■ **SOURCE EXCERPT**:
+ + +

Nawaz’s Return Generates Heated Debate in US Media
By Anwar Iqbal

Washington, DC: As former prime minister Nawaz Sharif performed his last Umrah on Saturday before heading home, diplomatic sources in Washington say that the initiative for his return came from the Saudis.
Former Punjab chief minister Shahbaz Sharif endorsed such speculations in an interview he gave to VOA radio, saying that “the Saudis did not want to get further involved in Pakistan’s domestic politics” and that’s why they are allowing his brother to return.
Another PML (N) leader, Javed Hashmi, told the American radio that President Pervez Musharraf tried to convince the Saudi government to prevent Mr. Sharif from returning home, but the Saudis refused to do so. He said that since the Saudis were no more willing to keep Mr. Sharif, the government did not have the option of sending him back to the kingdom as it did on September 10.
“They can arrest him but that too will not be easy,” Mr. Hashmi said. “Gen Musharraf has weakened considerably since September 10. Arresting Mr. Sharif will create new problems for him.”
What role did the Americans play in arranging Mr. Sharif’s return? A State Department official, when asked for comments, said: “We do not back candidates or parties, but we do encourage moderate political elements in Pakistan to get together to fight terrorism.”
But diplomatic sources say that while the US administration made no direct contact with Mr. Sharif, it did negotiate with them indirectly, using Saudi officials as intermediaries.
A Washington-based South Asian website called Wichar, which is run by prominent Indian and Pakistani journalists, thinks otherwise. Quoting diplomatic sources, the site claimed that while in Saudi Arabia earlier this week, President Musharraf held a secret meeting with Mr. Sharif and the US ambassador in the kingdom also participated in the meeting.

+ + +

■ **Element location listings**:
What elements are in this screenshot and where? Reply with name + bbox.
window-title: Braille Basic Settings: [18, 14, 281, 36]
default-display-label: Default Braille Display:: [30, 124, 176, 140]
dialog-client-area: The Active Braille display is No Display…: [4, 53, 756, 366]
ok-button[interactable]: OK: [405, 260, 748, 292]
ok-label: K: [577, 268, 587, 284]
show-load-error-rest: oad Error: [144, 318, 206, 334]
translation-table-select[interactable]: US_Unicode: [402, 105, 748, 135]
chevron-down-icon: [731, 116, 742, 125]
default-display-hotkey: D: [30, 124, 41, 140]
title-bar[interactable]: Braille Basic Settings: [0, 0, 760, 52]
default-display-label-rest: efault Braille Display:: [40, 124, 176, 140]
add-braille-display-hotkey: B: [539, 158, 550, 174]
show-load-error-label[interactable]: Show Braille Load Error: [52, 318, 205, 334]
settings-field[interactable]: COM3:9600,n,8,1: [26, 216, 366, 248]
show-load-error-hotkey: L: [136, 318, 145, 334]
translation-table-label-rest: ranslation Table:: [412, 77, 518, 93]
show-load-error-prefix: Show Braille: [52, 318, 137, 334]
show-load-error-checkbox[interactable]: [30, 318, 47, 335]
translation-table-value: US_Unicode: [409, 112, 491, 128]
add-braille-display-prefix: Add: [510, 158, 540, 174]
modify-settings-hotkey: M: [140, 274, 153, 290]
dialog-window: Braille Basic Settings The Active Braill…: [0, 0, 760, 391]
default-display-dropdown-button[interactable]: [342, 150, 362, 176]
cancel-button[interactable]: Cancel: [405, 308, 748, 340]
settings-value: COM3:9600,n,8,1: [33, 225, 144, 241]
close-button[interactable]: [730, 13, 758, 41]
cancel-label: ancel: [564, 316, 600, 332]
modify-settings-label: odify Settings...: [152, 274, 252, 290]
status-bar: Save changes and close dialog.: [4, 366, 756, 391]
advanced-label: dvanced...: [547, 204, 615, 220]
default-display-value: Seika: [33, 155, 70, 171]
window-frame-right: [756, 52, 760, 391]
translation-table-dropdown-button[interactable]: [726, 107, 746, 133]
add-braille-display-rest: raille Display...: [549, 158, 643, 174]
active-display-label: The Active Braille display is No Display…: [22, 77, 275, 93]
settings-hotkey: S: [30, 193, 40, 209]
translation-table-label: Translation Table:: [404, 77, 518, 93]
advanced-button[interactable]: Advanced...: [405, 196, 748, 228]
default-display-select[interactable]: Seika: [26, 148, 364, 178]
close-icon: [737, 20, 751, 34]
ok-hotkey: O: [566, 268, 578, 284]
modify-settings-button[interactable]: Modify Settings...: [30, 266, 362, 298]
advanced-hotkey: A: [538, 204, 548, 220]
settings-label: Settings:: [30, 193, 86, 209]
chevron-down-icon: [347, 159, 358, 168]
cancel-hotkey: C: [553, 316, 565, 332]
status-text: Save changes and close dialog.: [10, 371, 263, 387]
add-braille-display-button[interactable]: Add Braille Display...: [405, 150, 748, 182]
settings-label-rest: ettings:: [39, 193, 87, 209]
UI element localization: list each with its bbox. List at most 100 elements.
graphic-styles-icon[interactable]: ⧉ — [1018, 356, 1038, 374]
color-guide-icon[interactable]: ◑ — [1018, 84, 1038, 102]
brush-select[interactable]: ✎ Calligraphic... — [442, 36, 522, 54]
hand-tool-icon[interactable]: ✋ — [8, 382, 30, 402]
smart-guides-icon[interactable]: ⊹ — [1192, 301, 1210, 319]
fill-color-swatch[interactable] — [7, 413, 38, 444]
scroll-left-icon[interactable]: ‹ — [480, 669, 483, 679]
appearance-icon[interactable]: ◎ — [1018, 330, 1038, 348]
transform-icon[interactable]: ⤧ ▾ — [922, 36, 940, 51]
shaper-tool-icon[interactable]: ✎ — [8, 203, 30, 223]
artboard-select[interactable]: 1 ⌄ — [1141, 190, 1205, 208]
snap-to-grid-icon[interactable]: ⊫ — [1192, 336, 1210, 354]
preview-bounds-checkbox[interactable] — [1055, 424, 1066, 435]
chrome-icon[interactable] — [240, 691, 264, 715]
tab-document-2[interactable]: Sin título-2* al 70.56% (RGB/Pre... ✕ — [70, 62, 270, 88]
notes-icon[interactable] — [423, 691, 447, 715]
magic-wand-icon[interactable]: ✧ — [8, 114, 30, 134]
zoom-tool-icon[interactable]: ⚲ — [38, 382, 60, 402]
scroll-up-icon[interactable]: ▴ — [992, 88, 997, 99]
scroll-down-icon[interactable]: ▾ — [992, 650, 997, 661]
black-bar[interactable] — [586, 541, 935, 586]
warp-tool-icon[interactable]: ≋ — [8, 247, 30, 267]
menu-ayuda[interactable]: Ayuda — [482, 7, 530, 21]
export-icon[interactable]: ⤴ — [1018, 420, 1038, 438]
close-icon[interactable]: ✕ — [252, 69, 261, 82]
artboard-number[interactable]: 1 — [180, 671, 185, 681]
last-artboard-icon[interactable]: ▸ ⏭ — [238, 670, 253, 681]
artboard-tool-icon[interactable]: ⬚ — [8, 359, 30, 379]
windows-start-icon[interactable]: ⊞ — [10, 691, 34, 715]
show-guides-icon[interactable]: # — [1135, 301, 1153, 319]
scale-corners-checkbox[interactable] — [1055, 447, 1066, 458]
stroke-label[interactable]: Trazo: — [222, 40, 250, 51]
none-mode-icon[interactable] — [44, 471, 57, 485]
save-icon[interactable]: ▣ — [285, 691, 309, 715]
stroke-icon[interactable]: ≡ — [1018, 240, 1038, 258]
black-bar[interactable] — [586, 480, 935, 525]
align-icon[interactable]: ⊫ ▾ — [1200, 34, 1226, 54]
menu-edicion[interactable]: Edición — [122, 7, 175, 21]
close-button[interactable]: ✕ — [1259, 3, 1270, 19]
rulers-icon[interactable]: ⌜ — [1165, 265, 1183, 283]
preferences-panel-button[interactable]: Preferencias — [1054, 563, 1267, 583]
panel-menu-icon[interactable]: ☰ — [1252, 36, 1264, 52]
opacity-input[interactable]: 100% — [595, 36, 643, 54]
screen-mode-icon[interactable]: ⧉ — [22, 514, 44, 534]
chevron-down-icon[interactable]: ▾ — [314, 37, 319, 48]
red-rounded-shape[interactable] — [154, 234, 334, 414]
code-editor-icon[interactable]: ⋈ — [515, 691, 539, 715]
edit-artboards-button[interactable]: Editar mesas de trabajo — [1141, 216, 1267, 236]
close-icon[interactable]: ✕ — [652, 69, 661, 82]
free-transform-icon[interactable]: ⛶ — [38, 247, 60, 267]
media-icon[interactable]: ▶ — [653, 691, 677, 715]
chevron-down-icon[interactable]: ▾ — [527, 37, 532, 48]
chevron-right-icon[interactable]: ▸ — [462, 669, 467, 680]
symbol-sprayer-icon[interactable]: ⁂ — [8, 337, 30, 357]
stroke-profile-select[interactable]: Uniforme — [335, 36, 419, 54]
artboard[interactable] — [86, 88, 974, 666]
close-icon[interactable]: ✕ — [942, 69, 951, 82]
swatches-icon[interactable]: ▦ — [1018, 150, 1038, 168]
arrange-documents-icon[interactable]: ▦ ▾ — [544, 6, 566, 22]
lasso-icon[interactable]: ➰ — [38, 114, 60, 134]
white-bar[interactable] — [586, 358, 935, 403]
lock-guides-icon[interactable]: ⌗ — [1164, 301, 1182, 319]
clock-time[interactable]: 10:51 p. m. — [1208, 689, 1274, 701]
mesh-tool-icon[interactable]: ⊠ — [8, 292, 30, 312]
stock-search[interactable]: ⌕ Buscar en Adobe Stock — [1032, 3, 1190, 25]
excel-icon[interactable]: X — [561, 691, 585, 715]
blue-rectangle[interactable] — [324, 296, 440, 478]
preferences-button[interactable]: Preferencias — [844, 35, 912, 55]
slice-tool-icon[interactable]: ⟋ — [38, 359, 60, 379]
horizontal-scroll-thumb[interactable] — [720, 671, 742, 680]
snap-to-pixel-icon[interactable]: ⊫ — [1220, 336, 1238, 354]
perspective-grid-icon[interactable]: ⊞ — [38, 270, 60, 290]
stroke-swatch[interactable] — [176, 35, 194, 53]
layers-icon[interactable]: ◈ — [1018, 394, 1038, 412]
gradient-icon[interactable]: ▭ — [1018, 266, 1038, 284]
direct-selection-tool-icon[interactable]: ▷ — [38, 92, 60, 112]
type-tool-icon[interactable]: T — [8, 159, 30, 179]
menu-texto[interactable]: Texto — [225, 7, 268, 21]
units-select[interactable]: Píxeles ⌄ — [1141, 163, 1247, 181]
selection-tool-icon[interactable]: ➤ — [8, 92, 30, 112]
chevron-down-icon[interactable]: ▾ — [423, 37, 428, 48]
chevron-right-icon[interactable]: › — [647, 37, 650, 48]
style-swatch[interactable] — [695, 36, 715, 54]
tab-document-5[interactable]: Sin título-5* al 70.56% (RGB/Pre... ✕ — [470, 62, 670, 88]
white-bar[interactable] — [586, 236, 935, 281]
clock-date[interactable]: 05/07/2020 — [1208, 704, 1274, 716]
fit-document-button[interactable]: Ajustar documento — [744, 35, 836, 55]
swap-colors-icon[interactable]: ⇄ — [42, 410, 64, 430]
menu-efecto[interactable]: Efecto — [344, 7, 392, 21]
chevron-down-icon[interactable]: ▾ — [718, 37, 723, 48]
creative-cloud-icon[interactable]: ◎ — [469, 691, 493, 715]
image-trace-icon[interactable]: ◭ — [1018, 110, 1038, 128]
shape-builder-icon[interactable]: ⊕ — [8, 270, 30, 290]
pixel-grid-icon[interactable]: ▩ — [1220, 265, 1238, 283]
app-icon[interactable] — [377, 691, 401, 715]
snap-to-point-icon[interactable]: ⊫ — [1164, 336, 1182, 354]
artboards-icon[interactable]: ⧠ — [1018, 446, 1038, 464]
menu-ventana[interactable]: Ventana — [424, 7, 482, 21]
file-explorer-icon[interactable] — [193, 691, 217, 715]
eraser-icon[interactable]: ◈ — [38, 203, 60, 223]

+ + +

■ **TO DO**:
Reproduce verbatim the passage of the article on Nawaz Sharif's return, starting with "Former Punjab chief" and going on through "on September 10.".

■ **WRITTEN ANSWER**:
Former Punjab chief minister Shahbaz Sharif endorsed such speculations in an interview he gave to VOA radio, saying that “the Saudis did not want to get further involved in Pakistan’s domestic politics” and that’s why they are allowing his brother to return.
Another PML (N) leader, Javed Hashmi, told the American radio that President Pervez Musharraf tried to convince the Saudi government to prevent Mr. Sharif from returning home, but the Saudis refused to do so. He said that since the Saudis were no more willing to keep Mr. Sharif, the government did not have the option of sending him back to the kingdom as it did on September 10.